• **STATED GOAL**
From the listing below, pull each line that includes "this".

• **RECORD EXTRACTS**
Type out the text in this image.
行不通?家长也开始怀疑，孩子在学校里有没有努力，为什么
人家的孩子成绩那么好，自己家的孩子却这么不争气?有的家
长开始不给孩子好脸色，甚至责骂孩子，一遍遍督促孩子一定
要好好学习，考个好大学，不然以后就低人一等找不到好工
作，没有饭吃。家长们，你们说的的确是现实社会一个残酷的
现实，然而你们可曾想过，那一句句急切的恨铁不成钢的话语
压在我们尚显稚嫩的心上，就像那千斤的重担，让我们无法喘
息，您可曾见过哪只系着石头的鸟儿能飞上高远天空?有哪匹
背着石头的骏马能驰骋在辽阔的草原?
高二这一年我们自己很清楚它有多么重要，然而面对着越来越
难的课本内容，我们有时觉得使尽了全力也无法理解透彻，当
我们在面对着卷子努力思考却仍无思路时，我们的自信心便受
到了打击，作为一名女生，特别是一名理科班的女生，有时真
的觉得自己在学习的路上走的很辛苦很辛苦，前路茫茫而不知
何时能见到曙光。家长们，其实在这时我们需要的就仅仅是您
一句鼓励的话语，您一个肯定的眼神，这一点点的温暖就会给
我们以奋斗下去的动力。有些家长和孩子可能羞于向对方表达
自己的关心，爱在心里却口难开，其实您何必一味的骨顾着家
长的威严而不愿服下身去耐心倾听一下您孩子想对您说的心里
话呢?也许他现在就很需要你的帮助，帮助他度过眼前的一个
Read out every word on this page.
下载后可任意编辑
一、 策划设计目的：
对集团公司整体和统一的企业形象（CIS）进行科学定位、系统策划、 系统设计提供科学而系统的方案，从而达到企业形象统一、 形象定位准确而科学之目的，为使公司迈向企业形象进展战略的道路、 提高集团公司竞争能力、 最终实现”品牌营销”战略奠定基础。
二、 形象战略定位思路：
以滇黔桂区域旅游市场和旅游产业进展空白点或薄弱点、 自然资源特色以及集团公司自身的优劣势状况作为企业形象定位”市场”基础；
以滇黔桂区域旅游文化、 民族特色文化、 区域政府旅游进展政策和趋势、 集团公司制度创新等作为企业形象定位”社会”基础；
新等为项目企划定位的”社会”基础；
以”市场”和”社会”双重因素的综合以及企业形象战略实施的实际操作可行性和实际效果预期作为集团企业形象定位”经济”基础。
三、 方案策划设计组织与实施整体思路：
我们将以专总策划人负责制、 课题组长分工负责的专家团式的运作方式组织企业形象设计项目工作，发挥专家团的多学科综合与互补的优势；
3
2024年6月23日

• **TASK RESPONSE**
Type out the text in this image.
Read out every word on this page.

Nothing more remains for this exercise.